Give the entries back exactly, dropping each image.
** START OF Record excerpts **
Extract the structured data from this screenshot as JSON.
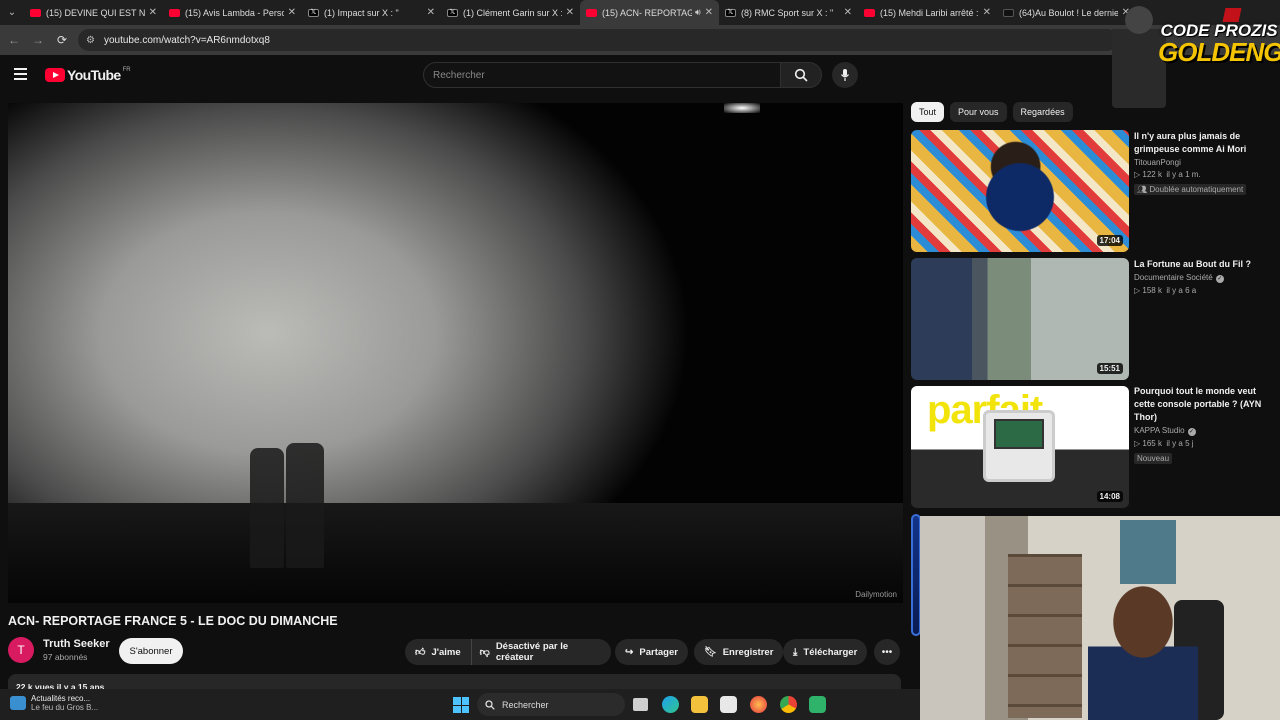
{
  "browser": {
    "tabs": [
      {
        "title": "(15) DEVINE QUI EST NAT",
        "favicon": "youtube-icon",
        "active": false
      },
      {
        "title": "(15) Avis Lambda - Person",
        "favicon": "youtube-icon",
        "active": false
      },
      {
        "title": "(1) Impact sur X : \"",
        "favicon": "x-icon",
        "active": false
      },
      {
        "title": "(1) Clément Garin sur X : \"",
        "favicon": "x-icon",
        "active": false
      },
      {
        "title": "(15) ACN- REPORTAG",
        "favicon": "youtube-icon",
        "active": true
      },
      {
        "title": "(8) RMC Sport sur X : \"",
        "favicon": "x-icon",
        "active": false
      },
      {
        "title": "(15) Mehdi Laribi arrêté :",
        "favicon": "youtube-icon",
        "active": false
      },
      {
        "title": "(64)Au Boulot ! Le dernie",
        "favicon": "tiktok-icon",
        "active": false
      }
    ],
    "url": "youtube.com/watch?v=AR6nmdotxq8"
  },
  "youtube": {
    "logo_text": "YouTube",
    "country_code": "FR",
    "search_placeholder": "Rechercher"
  },
  "video": {
    "title": "ACN- REPORTAGE FRANCE 5 - LE DOC DU DIMANCHE",
    "watermark": "Dailymotion",
    "channel_initial": "T",
    "channel_name": "Truth Seeker",
    "subscribers": "97 abonnés",
    "subscribe_label": "S'abonner",
    "like_label": "J'aime",
    "dislike_label": "Désactivé par le créateur",
    "share_label": "Partager",
    "save_label": "Enregistrer",
    "download_label": "Télécharger",
    "description_preview": "22 k vues  il y a 15 ans"
  },
  "sidebar": {
    "chips": [
      "Tout",
      "Pour vous",
      "Regardées"
    ],
    "recommendations": [
      {
        "title": "Il n'y aura plus jamais de grimpeuse comme Ai Mori",
        "channel": "TitouanPongi",
        "verified": false,
        "views": "122 k",
        "age": "il y a 1 m.",
        "duration": "17:04",
        "badge": "Doublée automatiquement"
      },
      {
        "title": "La Fortune au Bout du Fil ?",
        "channel": "Documentaire Société",
        "verified": true,
        "views": "158 k",
        "age": "il y a 6 a",
        "duration": "15:51",
        "badge": ""
      },
      {
        "title": "Pourquoi tout le monde veut cette console portable ? (AYN Thor)",
        "channel": "KAPPA Studio",
        "verified": true,
        "views": "165 k",
        "age": "il y a 5 j",
        "duration": "14:08",
        "badge": "Nouveau",
        "thumb_text": "parfait"
      }
    ]
  },
  "overlay": {
    "logo_line1": "CODE PROZIS",
    "logo_line2": "GOLDENG"
  },
  "taskbar": {
    "weather_title": "Actualités reco...",
    "weather_subtitle": "Le feu du Gros B...",
    "search_label": "Rechercher"
  }
}
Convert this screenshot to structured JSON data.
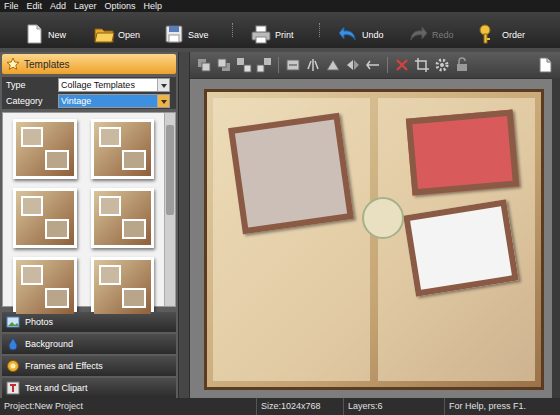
{
  "menu": [
    {
      "label": "File"
    },
    {
      "label": "Edit"
    },
    {
      "label": "Add"
    },
    {
      "label": "Layer"
    },
    {
      "label": "Options"
    },
    {
      "label": "Help"
    }
  ],
  "toolbar": [
    {
      "label": "New",
      "disabled": false
    },
    {
      "label": "Open",
      "disabled": false
    },
    {
      "label": "Save",
      "disabled": false
    },
    {
      "label": "Print",
      "disabled": false
    },
    {
      "label": "Undo",
      "disabled": false
    },
    {
      "label": "Redo",
      "disabled": true
    },
    {
      "label": "Order",
      "disabled": false
    }
  ],
  "templates_panel": {
    "title": "Templates",
    "expanded": true,
    "fields": [
      {
        "label": "Type",
        "value": "Collage Templates",
        "highlighted": false
      },
      {
        "label": "Category",
        "value": "Vintage",
        "highlighted": true
      }
    ],
    "thumbnails": [
      {
        "selected": false
      },
      {
        "selected": false
      },
      {
        "selected": false
      },
      {
        "selected": false
      },
      {
        "selected": false
      },
      {
        "selected": false
      }
    ]
  },
  "sections": [
    {
      "label": "Photos",
      "expanded": false
    },
    {
      "label": "Background",
      "expanded": false
    },
    {
      "label": "Frames and Effects",
      "expanded": false
    },
    {
      "label": "Text and Clipart",
      "expanded": false
    }
  ],
  "status_bar": [
    {
      "text": "Project:New Project"
    },
    {
      "text": "Size:1024x768"
    },
    {
      "text": "Layers:6"
    },
    {
      "text": "For Help, press F1."
    }
  ]
}
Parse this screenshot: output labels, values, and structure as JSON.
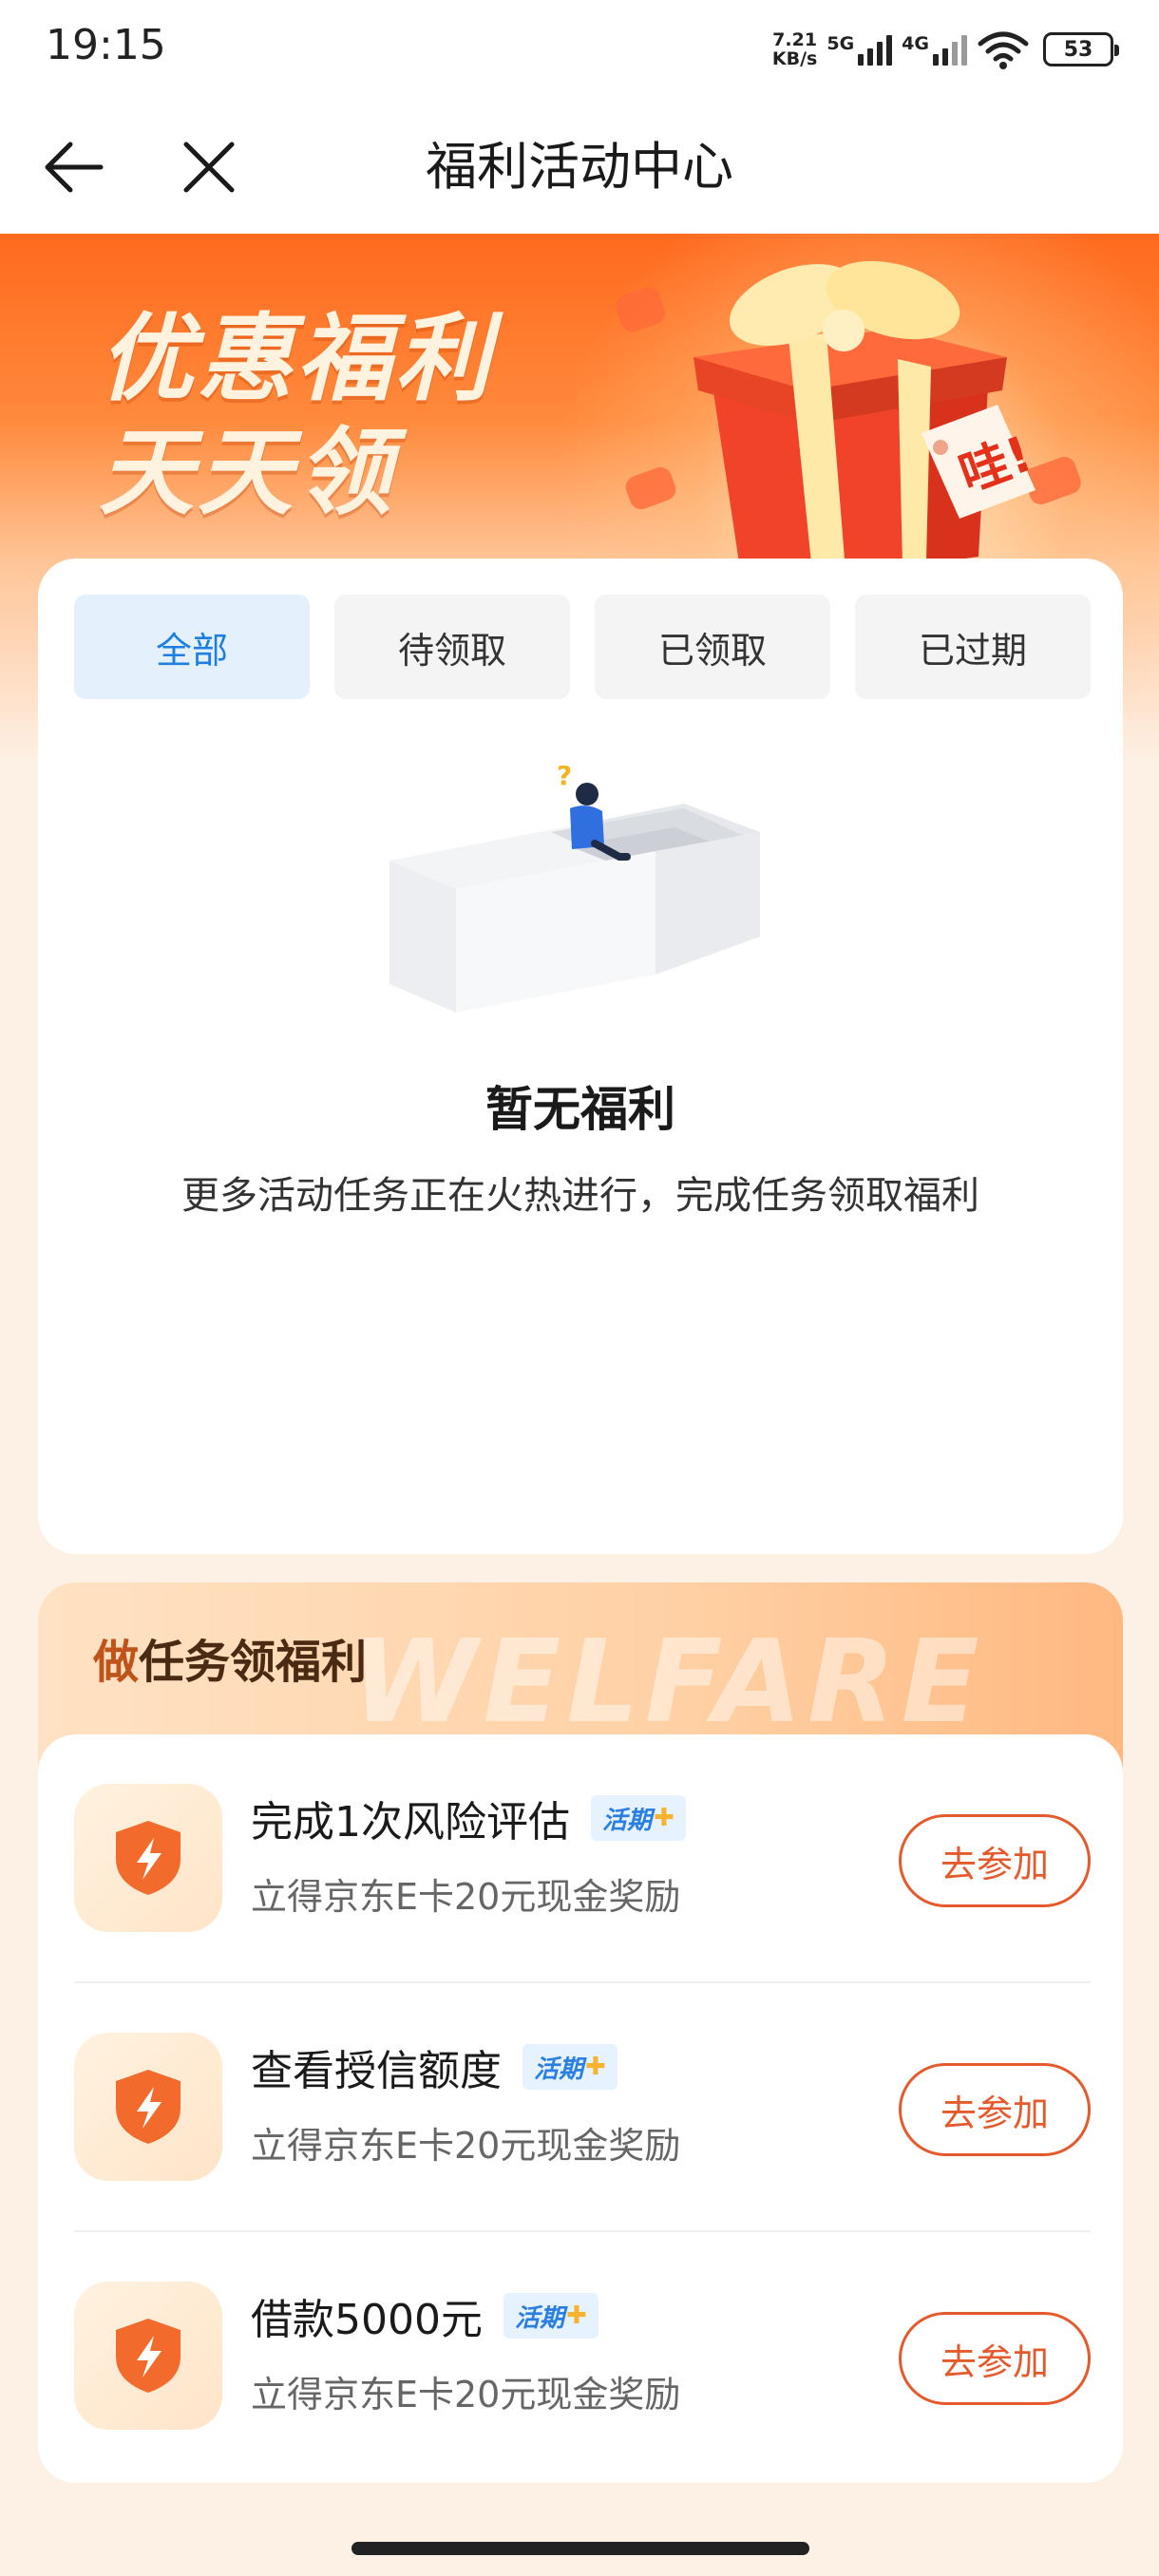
{
  "status_bar": {
    "time": "19:15",
    "net_speed_value": "7.21",
    "net_speed_unit": "KB/s",
    "sig1_label": "5G",
    "sig2_label": "4G",
    "battery": "53"
  },
  "nav": {
    "title": "福利活动中心",
    "back_icon": "arrow-left-icon",
    "close_icon": "close-icon"
  },
  "banner": {
    "line1": "优惠福利",
    "line2": "天天领",
    "tag": "哇!"
  },
  "tabs": [
    {
      "label": "全部",
      "active": true
    },
    {
      "label": "待领取",
      "active": false
    },
    {
      "label": "已领取",
      "active": false
    },
    {
      "label": "已过期",
      "active": false
    }
  ],
  "empty_state": {
    "question_mark": "?",
    "title": "暂无福利",
    "description": "更多活动任务正在火热进行，完成任务领取福利"
  },
  "tasks_section": {
    "title_first": "做",
    "title_rest": "任务领福利",
    "watermark": "WELFARE",
    "items": [
      {
        "name": "完成1次风险评估",
        "badge": "活期",
        "subtitle": "立得京东E卡20元现金奖励",
        "button": "去参加"
      },
      {
        "name": "查看授信额度",
        "badge": "活期",
        "subtitle": "立得京东E卡20元现金奖励",
        "button": "去参加"
      },
      {
        "name": "借款5000元",
        "badge": "活期",
        "subtitle": "立得京东E卡20元现金奖励",
        "button": "去参加"
      }
    ]
  },
  "colors": {
    "accent_orange": "#e45a2c",
    "tab_active_bg": "#e4f1fd",
    "tab_active_text": "#1f7fe0"
  }
}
** END OF Record excerpts **
> [Exercise output]
Extract the structured data from this screenshot as JSON.
{
  "browser": {
    "tabs": [
      {
        "title": "(15) DEVINE QUI EST NAT",
        "favicon": "youtube-icon",
        "active": false
      },
      {
        "title": "(15) Avis Lambda - Person",
        "favicon": "youtube-icon",
        "active": false
      },
      {
        "title": "(1) Impact sur X : \"",
        "favicon": "x-icon",
        "active": false
      },
      {
        "title": "(1) Clément Garin sur X : \"",
        "favicon": "x-icon",
        "active": false
      },
      {
        "title": "(15) ACN- REPORTAG",
        "favicon": "youtube-icon",
        "active": true
      },
      {
        "title": "(8) RMC Sport sur X : \"",
        "favicon": "x-icon",
        "active": false
      },
      {
        "title": "(15) Mehdi Laribi arrêté :",
        "favicon": "youtube-icon",
        "active": false
      },
      {
        "title": "(64)Au Boulot ! Le dernie",
        "favicon": "tiktok-icon",
        "active": false
      }
    ],
    "url": "youtube.com/watch?v=AR6nmdotxq8"
  },
  "youtube": {
    "logo_text": "YouTube",
    "country_code": "FR",
    "search_placeholder": "Rechercher"
  },
  "video": {
    "title": "ACN- REPORTAGE FRANCE 5 - LE DOC DU DIMANCHE",
    "watermark": "Dailymotion",
    "channel_initial": "T",
    "channel_name": "Truth Seeker",
    "subscribers": "97 abonnés",
    "subscribe_label": "S'abonner",
    "like_label": "J'aime",
    "dislike_label": "Désactivé par le créateur",
    "share_label": "Partager",
    "save_label": "Enregistrer",
    "download_label": "Télécharger",
    "description_preview": "22 k vues  il y a 15 ans"
  },
  "sidebar": {
    "chips": [
      "Tout",
      "Pour vous",
      "Regardées"
    ],
    "recommendations": [
      {
        "title": "Il n'y aura plus jamais de grimpeuse comme Ai Mori",
        "channel": "TitouanPongi",
        "verified": false,
        "views": "122 k",
        "age": "il y a 1 m.",
        "duration": "17:04",
        "badge": "Doublée automatiquement"
      },
      {
        "title": "La Fortune au Bout du Fil ?",
        "channel": "Documentaire Société",
        "verified": true,
        "views": "158 k",
        "age": "il y a 6 a",
        "duration": "15:51",
        "badge": ""
      },
      {
        "title": "Pourquoi tout le monde veut cette console portable ? (AYN Thor)",
        "channel": "KAPPA Studio",
        "verified": true,
        "views": "165 k",
        "age": "il y a 5 j",
        "duration": "14:08",
        "badge": "Nouveau",
        "thumb_text": "parfait"
      }
    ]
  },
  "overlay": {
    "logo_line1": "CODE PROZIS",
    "logo_line2": "GOLDENG"
  },
  "taskbar": {
    "weather_title": "Actualités reco...",
    "weather_subtitle": "Le feu du Gros B...",
    "search_label": "Rechercher"
  }
}
Convert this screenshot to structured JSON data.
{
  "menu": [
    {
      "label": "File"
    },
    {
      "label": "Edit"
    },
    {
      "label": "Add"
    },
    {
      "label": "Layer"
    },
    {
      "label": "Options"
    },
    {
      "label": "Help"
    }
  ],
  "toolbar": [
    {
      "label": "New",
      "disabled": false
    },
    {
      "label": "Open",
      "disabled": false
    },
    {
      "label": "Save",
      "disabled": false
    },
    {
      "label": "Print",
      "disabled": false
    },
    {
      "label": "Undo",
      "disabled": false
    },
    {
      "label": "Redo",
      "disabled": true
    },
    {
      "label": "Order",
      "disabled": false
    }
  ],
  "templates_panel": {
    "title": "Templates",
    "expanded": true,
    "fields": [
      {
        "label": "Type",
        "value": "Collage Templates",
        "highlighted": false
      },
      {
        "label": "Category",
        "value": "Vintage",
        "highlighted": true
      }
    ],
    "thumbnails": [
      {
        "selected": false
      },
      {
        "selected": false
      },
      {
        "selected": false
      },
      {
        "selected": false
      },
      {
        "selected": false
      },
      {
        "selected": false
      }
    ]
  },
  "sections": [
    {
      "label": "Photos",
      "expanded": false
    },
    {
      "label": "Background",
      "expanded": false
    },
    {
      "label": "Frames and Effects",
      "expanded": false
    },
    {
      "label": "Text and Clipart",
      "expanded": false
    }
  ],
  "status_bar": [
    {
      "text": "Project:New Project"
    },
    {
      "text": "Size:1024x768"
    },
    {
      "text": "Layers:6"
    },
    {
      "text": "For Help, press F1."
    }
  ]
}
Parse this screenshot: output labels, values, and structure as JSON.
{
  "status_bar": {
    "time": "19:15",
    "net_speed_value": "7.21",
    "net_speed_unit": "KB/s",
    "sig1_label": "5G",
    "sig2_label": "4G",
    "battery": "53"
  },
  "nav": {
    "title": "福利活动中心",
    "back_icon": "arrow-left-icon",
    "close_icon": "close-icon"
  },
  "banner": {
    "line1": "优惠福利",
    "line2": "天天领",
    "tag": "哇!"
  },
  "tabs": [
    {
      "label": "全部",
      "active": true
    },
    {
      "label": "待领取",
      "active": false
    },
    {
      "label": "已领取",
      "active": false
    },
    {
      "label": "已过期",
      "active": false
    }
  ],
  "empty_state": {
    "question_mark": "?",
    "title": "暂无福利",
    "description": "更多活动任务正在火热进行，完成任务领取福利"
  },
  "tasks_section": {
    "title_first": "做",
    "title_rest": "任务领福利",
    "watermark": "WELFARE",
    "items": [
      {
        "name": "完成1次风险评估",
        "badge": "活期",
        "subtitle": "立得京东E卡20元现金奖励",
        "button": "去参加"
      },
      {
        "name": "查看授信额度",
        "badge": "活期",
        "subtitle": "立得京东E卡20元现金奖励",
        "button": "去参加"
      },
      {
        "name": "借款5000元",
        "badge": "活期",
        "subtitle": "立得京东E卡20元现金奖励",
        "button": "去参加"
      }
    ]
  },
  "colors": {
    "accent_orange": "#e45a2c",
    "tab_active_bg": "#e4f1fd",
    "tab_active_text": "#1f7fe0"
  }
}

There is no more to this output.